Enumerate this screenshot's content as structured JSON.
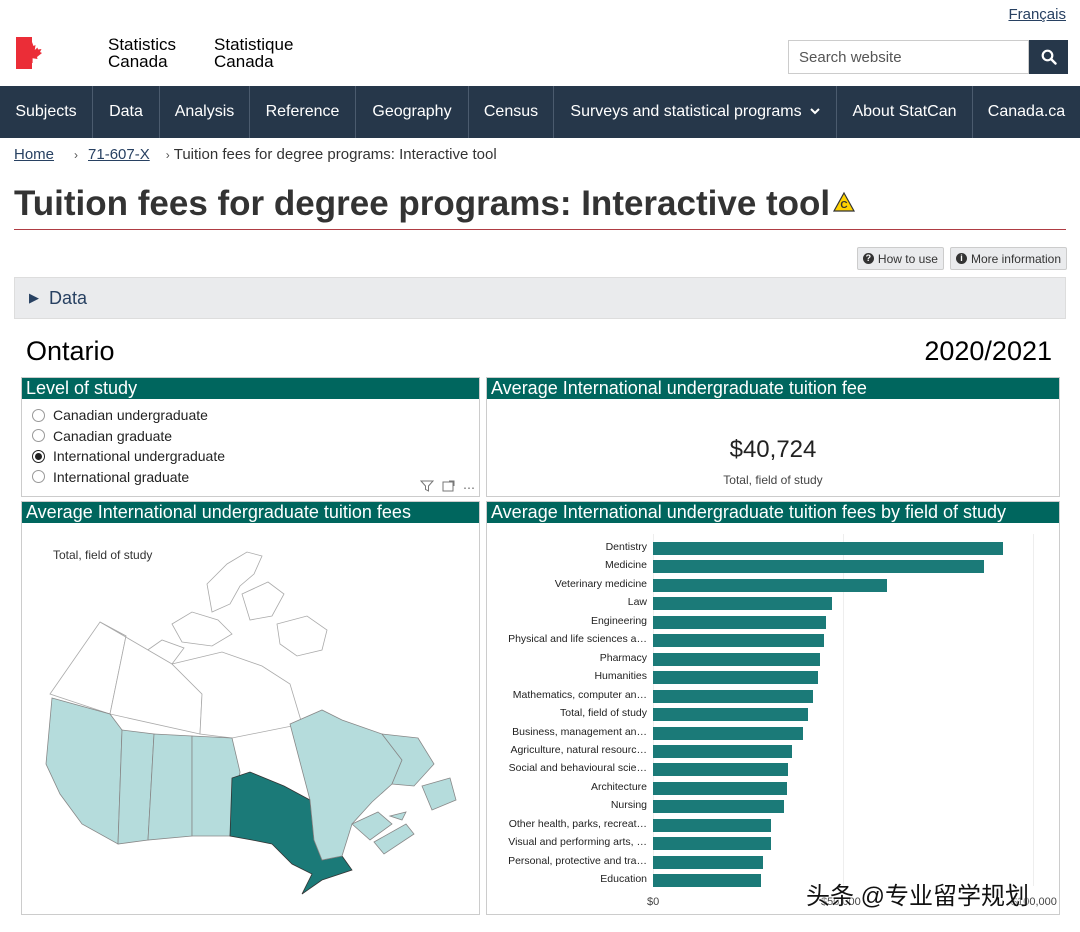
{
  "header": {
    "language_link": "Français",
    "brand_en": [
      "Statistics",
      "Canada"
    ],
    "brand_fr": [
      "Statistique",
      "Canada"
    ],
    "search_placeholder": "Search website"
  },
  "nav": {
    "items": [
      {
        "label": "Subjects"
      },
      {
        "label": "Data"
      },
      {
        "label": "Analysis"
      },
      {
        "label": "Reference"
      },
      {
        "label": "Geography"
      },
      {
        "label": "Census"
      },
      {
        "label": "Surveys and statistical programs"
      },
      {
        "label": "About StatCan"
      },
      {
        "label": "Canada.ca"
      }
    ]
  },
  "breadcrumb": {
    "home": "Home",
    "catalogue": "71-607-X",
    "current": "Tuition fees for degree programs: Interactive tool"
  },
  "page": {
    "title": "Tuition fees for degree programs: Interactive tool",
    "badge": "C",
    "how_to_use": "How to use",
    "more_info": "More information",
    "data_details": "Data"
  },
  "dashboard": {
    "region": "Ontario",
    "year": "2020/2021",
    "level_panel": {
      "title": "Level of study",
      "options": [
        {
          "label": "Canadian undergraduate",
          "selected": false
        },
        {
          "label": "Canadian graduate",
          "selected": false
        },
        {
          "label": "International undergraduate",
          "selected": true
        },
        {
          "label": "International graduate",
          "selected": false
        }
      ]
    },
    "kpi_panel": {
      "title": "Average International undergraduate tuition fee",
      "value": "$40,724",
      "label": "Total, field of study"
    },
    "map_panel": {
      "title": "Average International undergraduate tuition fees",
      "subtitle": "Total, field of study",
      "highlight_color": "#1b7a78",
      "light_color": "#b5dcdc"
    },
    "bar_panel": {
      "title": "Average International undergraduate tuition fees by field of study"
    }
  },
  "chart_data": {
    "type": "bar",
    "orientation": "horizontal",
    "categories": [
      "Dentistry",
      "Medicine",
      "Veterinary medicine",
      "Law",
      "Engineering",
      "Physical and life sciences a…",
      "Pharmacy",
      "Humanities",
      "Mathematics, computer an…",
      "Total, field of study",
      "Business, management an…",
      "Agriculture, natural resourc…",
      "Social and behavioural scie…",
      "Architecture",
      "Nursing",
      "Other health, parks, recreat…",
      "Visual and performing arts, …",
      "Personal, protective and tra…",
      "Education"
    ],
    "values": [
      92000,
      87000,
      61500,
      47000,
      45500,
      45000,
      44000,
      43500,
      42000,
      40724,
      39500,
      36500,
      35500,
      35200,
      34500,
      31000,
      31000,
      29000,
      28500
    ],
    "x_tick_labels": [
      "$0",
      "$50,000",
      "$100,000"
    ],
    "xlim": [
      0,
      100000
    ],
    "color": "#1b7a78"
  },
  "watermark": "头条 @专业留学规划"
}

* Job: Go over the records above and tally the lines with the word "Interactive" in them. Give the number alone.

* Answer: 2